[Dataset items]
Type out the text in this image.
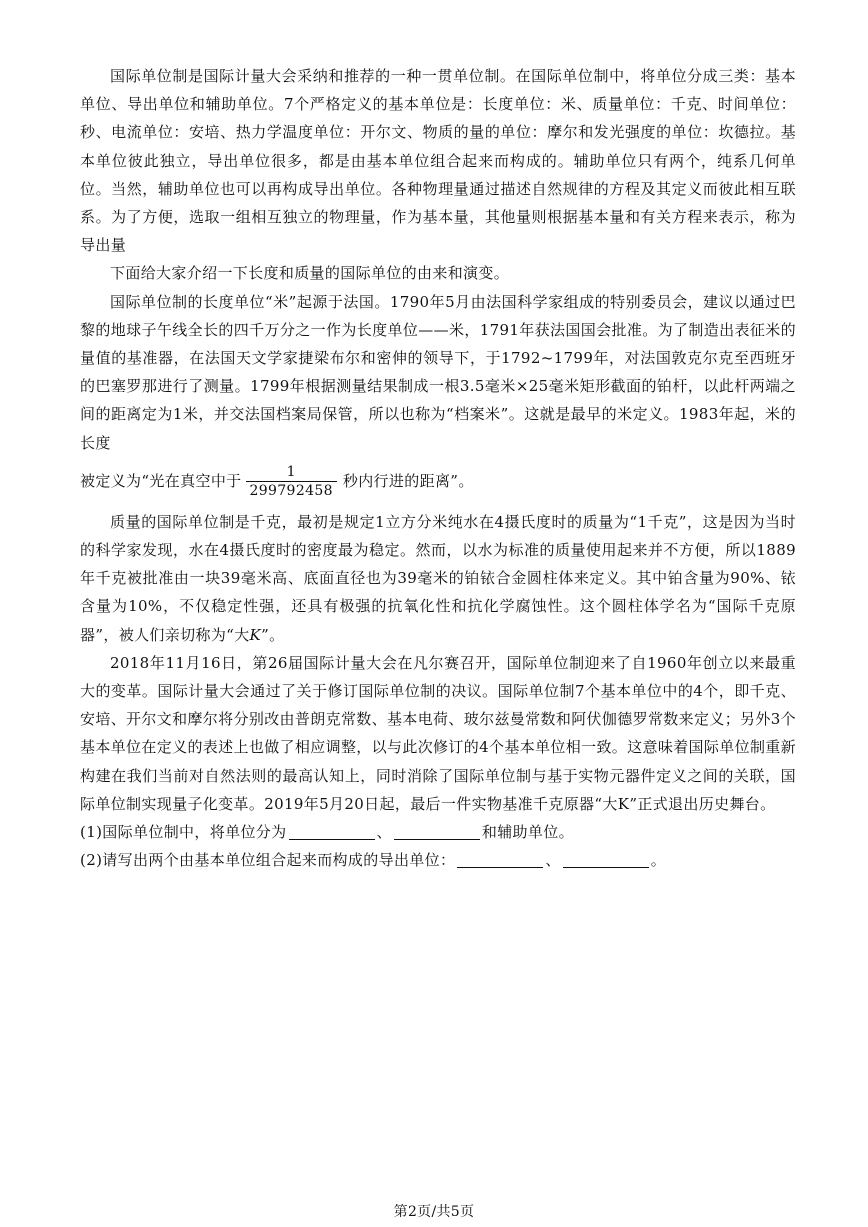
国际单位制是国际计量大会采纳和推荐的一种一贯单位制。在国际单位制中，将单位分成三类：基本单位、导出单位和辅助单位。7个严格定义的基本单位是：长度单位：米、质量单位：千克、时间单位：秒、电流单位：安培、热力学温度单位：开尔文、物质的量的单位：摩尔和发光强度的单位：坎德拉。基本单位彼此独立，导出单位很多，都是由基本单位组合起来而构成的。辅助单位只有两个，纯系几何单位。当然，辅助单位也可以再构成导出单位。各种物理量通过描述自然规律的方程及其定义而彼此相互联系。为了方便，选取一组相互独立的物理量，作为基本量，其他量则根据基本量和有关方程来表示，称为导出量

下面给大家介绍一下长度和质量的国际单位的由来和演变。

国际单位制的长度单位“米”起源于法国。1790年5月由法国科学家组成的特别委员会，建议以通过巴黎的地球子午线全长的四千万分之一作为长度单位——米，1791年获法国国会批准。为了制造出表征米的量值的基准器，在法国天文学家捷梁布尔和密伸的领导下，于1792~1799年，对法国敦克尔克至西班牙的巴塞罗那进行了测量。1799年根据测量结果制成一根3.5毫米×25毫米矩形截面的铂杆，以此杆两端之间的距离定为1米，并交法国档案局保管，所以也称为“档案米”。这就是最早的米定义。1983年起，米的长度

被定义为“光在真空中于 $\frac{1}{299792458}$ 秒内行进的距离”。

质量的国际单位制是千克，最初是规定1立方分米纯水在4摄氏度时的质量为“1千克”，这是因为当时的科学家发现，水在4摄氏度时的密度最为稳定。然而，以水为标准的质量使用起来并不方便，所以1889年千克被批准由一块39毫米高、底面直径也为39毫米的铂铱合金圆柱体来定义。其中铂含量为90%、铱含量为10%，不仅稳定性强，还具有极强的抗氧化性和抗化学腐蚀性。这个圆柱体学名为“国际千克原器”，被人们亲切称为“大K”。

2018年11月16日，第26届国际计量大会在凡尔赛召开，国际单位制迎来了自1960年创立以来最重大的变革。国际计量大会通过了关于修订国际单位制的决议。国际单位制7个基本单位中的4个，即千克、安培、开尔文和摩尔将分别改由普朗克常数、基本电荷、玻尔兹曼常数和阿伏伽德罗常数来定义；另外3个基本单位在定义的表述上也做了相应调整，以与此次修订的4个基本单位相一致。这意味着国际单位制重新构建在我们当前对自然法则的最高认知上，同时消除了国际单位制与基于实物元器件定义之间的关联，国际单位制实现量子化变革。2019年5月20日起，最后一件实物基准千克原器“大K”正式退出历史舞台。

(1)国际单位制中，将单位分为	、	和辅助单位。

(2)请写出两个由基本单位组合起来而构成的导出单位：	、	。

第2页/共5页
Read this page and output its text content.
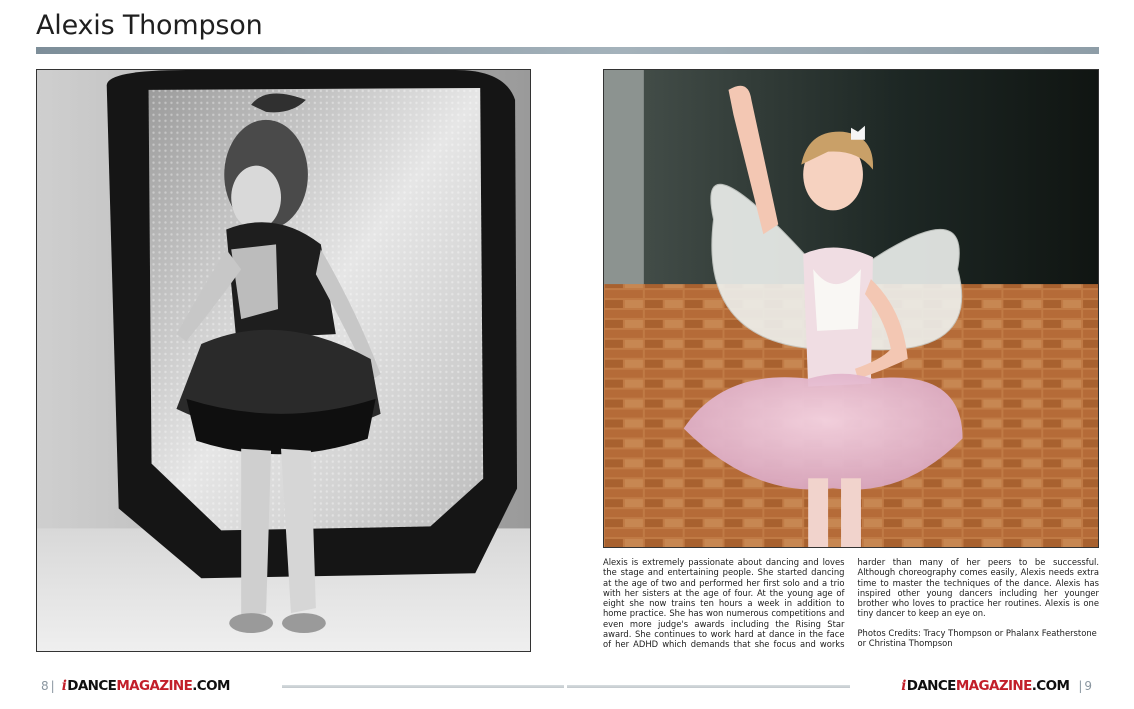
Alexis Thompson

Alexis is extremely passionate about dancing and loves the stage and entertaining people. She started dancing at the age of two and performed her first solo and a trio with her sisters at the age of four. At the young age of eight she now trains ten hours a week in addition to home practice. She has won numerous competitions and even more judge's awards including the Rising Star award. She continues to work hard at dance in the face of her ADHD which demands that she focus and works harder than many of her peers to be successful. Although choreography comes easily, Alexis needs extra time to master the techniques of the dance. Alexis has inspired other young dancers including her younger brother who loves to practice her routines. Alexis is one tiny dancer to keep an eye on.

Photos Credits: Tracy Thompson or Phalanx Featherstone or Christina Thompson

8 | i DANCE MAGAZINE .COM	i DANCE MAGAZINE .COM | 9
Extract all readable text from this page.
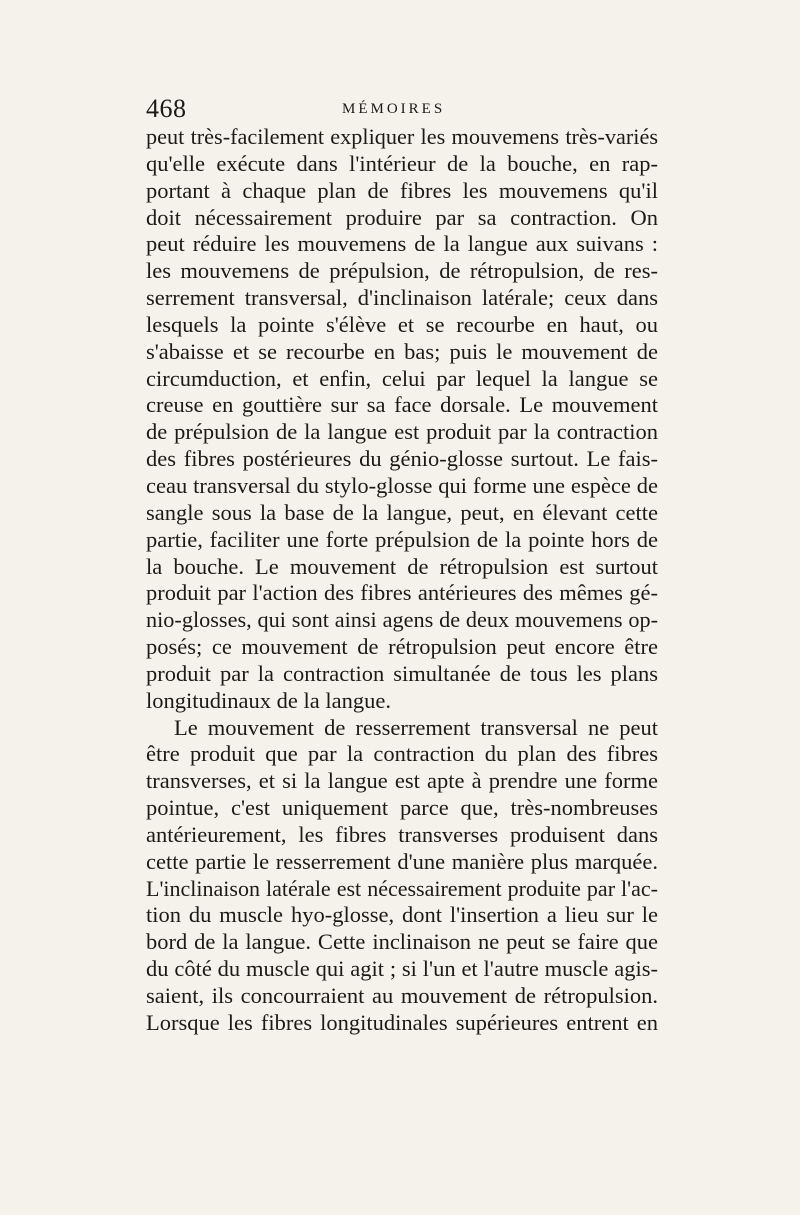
468	MÉMOIRES
peut très-facilement expliquer les mouvemens très-variés
qu'elle exécute dans l'intérieur de la bouche, en rap-
portant à chaque plan de fibres les mouvemens qu'il
doit nécessairement produire par sa contraction. On
peut réduire les mouvemens de la langue aux suivans :
les mouvemens de prépulsion, de rétropulsion, de res-
serrement transversal, d'inclinaison latérale; ceux dans
lesquels la pointe s'élève et se recourbe en haut, ou
s'abaisse et se recourbe en bas; puis le mouvement de
circumduction, et enfin, celui par lequel la langue se
creuse en gouttière sur sa face dorsale. Le mouvement
de prépulsion de la langue est produit par la contraction
des fibres postérieures du génio-glosse surtout. Le fais-
ceau transversal du stylo-glosse qui forme une espèce de
sangle sous la base de la langue, peut, en élevant cette
partie, faciliter une forte prépulsion de la pointe hors de
la bouche. Le mouvement de rétropulsion est surtout
produit par l'action des fibres antérieures des mêmes gé-
nio-glosses, qui sont ainsi agens de deux mouvemens op-
posés; ce mouvement de rétropulsion peut encore être
produit par la contraction simultanée de tous les plans
longitudinaux de la langue.
Le mouvement de resserrement transversal ne peut
être produit que par la contraction du plan des fibres
transverses, et si la langue est apte à prendre une forme
pointue, c'est uniquement parce que, très-nombreuses
antérieurement, les fibres transverses produisent dans
cette partie le resserrement d'une manière plus marquée.
L'inclinaison latérale est nécessairement produite par l'ac-
tion du muscle hyo-glosse, dont l'insertion a lieu sur le
bord de la langue. Cette inclinaison ne peut se faire que
du côté du muscle qui agit ; si l'un et l'autre muscle agis-
saient, ils concourraient au mouvement de rétropulsion.
Lorsque les fibres longitudinales supérieures entrent en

== Exercise task ==
All of the entries above should be duplicated exactly, except for the pictures.

== Expected output ==
Type out the text in this image.
国际单位制是国际计量大会采纳和推荐的一种一贯单位制。在国际单位制中，将单位分成三类：基本单位、导出单位和辅助单位。7个严格定义的基本单位是：长度单位：米、质量单位：千克、时间单位：秒、电流单位：安培、热力学温度单位：开尔文、物质的量的单位：摩尔和发光强度的单位：坎德拉。基本单位彼此独立，导出单位很多，都是由基本单位组合起来而构成的。辅助单位只有两个，纯系几何单位。当然，辅助单位也可以再构成导出单位。各种物理量通过描述自然规律的方程及其定义而彼此相互联系。为了方便，选取一组相互独立的物理量，作为基本量，其他量则根据基本量和有关方程来表示，称为导出量

下面给大家介绍一下长度和质量的国际单位的由来和演变。

国际单位制的长度单位“米”起源于法国。1790年5月由法国科学家组成的特别委员会，建议以通过巴黎的地球子午线全长的四千万分之一作为长度单位——米，1791年获法国国会批准。为了制造出表征米的量值的基准器，在法国天文学家捷梁布尔和密伸的领导下，于1792~1799年，对法国敦克尔克至西班牙的巴塞罗那进行了测量。1799年根据测量结果制成一根3.5毫米×25毫米矩形截面的铂杆，以此杆两端之间的距离定为1米，并交法国档案局保管，所以也称为“档案米”。这就是最早的米定义。1983年起，米的长度

被定义为“光在真空中于 $\frac{1}{299792458}$ 秒内行进的距离”。

质量的国际单位制是千克，最初是规定1立方分米纯水在4摄氏度时的质量为“1千克”，这是因为当时的科学家发现，水在4摄氏度时的密度最为稳定。然而，以水为标准的质量使用起来并不方便，所以1889年千克被批准由一块39毫米高、底面直径也为39毫米的铂铱合金圆柱体来定义。其中铂含量为90%、铱含量为10%，不仅稳定性强，还具有极强的抗氧化性和抗化学腐蚀性。这个圆柱体学名为“国际千克原器”，被人们亲切称为“大K”。

2018年11月16日，第26届国际计量大会在凡尔赛召开，国际单位制迎来了自1960年创立以来最重大的变革。国际计量大会通过了关于修订国际单位制的决议。国际单位制7个基本单位中的4个，即千克、安培、开尔文和摩尔将分别改由普朗克常数、基本电荷、玻尔兹曼常数和阿伏伽德罗常数来定义；另外3个基本单位在定义的表述上也做了相应调整，以与此次修订的4个基本单位相一致。这意味着国际单位制重新构建在我们当前对自然法则的最高认知上，同时消除了国际单位制与基于实物元器件定义之间的关联，国际单位制实现量子化变革。2019年5月20日起，最后一件实物基准千克原器“大K”正式退出历史舞台。

(1)国际单位制中，将单位分为	、	和辅助单位。

(2)请写出两个由基本单位组合起来而构成的导出单位：	、	。

第2页/共5页
Read this page and output its text content.
Alexis Thompson

Alexis is extremely passionate about dancing and loves the stage and entertaining people. She started dancing at the age of two and performed her first solo and a trio with her sisters at the age of four. At the young age of eight she now trains ten hours a week in addition to home practice. She has won numerous competitions and even more judge's awards including the Rising Star award. She continues to work hard at dance in the face of her ADHD which demands that she focus and works harder than many of her peers to be successful. Although choreography comes easily, Alexis needs extra time to master the techniques of the dance. Alexis has inspired other young dancers including her younger brother who loves to practice her routines. Alexis is one tiny dancer to keep an eye on.

Photos Credits: Tracy Thompson or Phalanx Featherstone or Christina Thompson

8 | i DANCE MAGAZINE .COM	i DANCE MAGAZINE .COM | 9
Extract all readable text from this page.
468	MÉMOIRES
peut très-facilement expliquer les mouvemens très-variés
qu'elle exécute dans l'intérieur de la bouche, en rap-
portant à chaque plan de fibres les mouvemens qu'il
doit nécessairement produire par sa contraction. On
peut réduire les mouvemens de la langue aux suivans :
les mouvemens de prépulsion, de rétropulsion, de res-
serrement transversal, d'inclinaison latérale; ceux dans
lesquels la pointe s'élève et se recourbe en haut, ou
s'abaisse et se recourbe en bas; puis le mouvement de
circumduction, et enfin, celui par lequel la langue se
creuse en gouttière sur sa face dorsale. Le mouvement
de prépulsion de la langue est produit par la contraction
des fibres postérieures du génio-glosse surtout. Le fais-
ceau transversal du stylo-glosse qui forme une espèce de
sangle sous la base de la langue, peut, en élevant cette
partie, faciliter une forte prépulsion de la pointe hors de
la bouche. Le mouvement de rétropulsion est surtout
produit par l'action des fibres antérieures des mêmes gé-
nio-glosses, qui sont ainsi agens de deux mouvemens op-
posés; ce mouvement de rétropulsion peut encore être
produit par la contraction simultanée de tous les plans
longitudinaux de la langue.
Le mouvement de resserrement transversal ne peut
être produit que par la contraction du plan des fibres
transverses, et si la langue est apte à prendre une forme
pointue, c'est uniquement parce que, très-nombreuses
antérieurement, les fibres transverses produisent dans
cette partie le resserrement d'une manière plus marquée.
L'inclinaison latérale est nécessairement produite par l'ac-
tion du muscle hyo-glosse, dont l'insertion a lieu sur le
bord de la langue. Cette inclinaison ne peut se faire que
du côté du muscle qui agit ; si l'un et l'autre muscle agis-
saient, ils concourraient au mouvement de rétropulsion.
Lorsque les fibres longitudinales supérieures entrent en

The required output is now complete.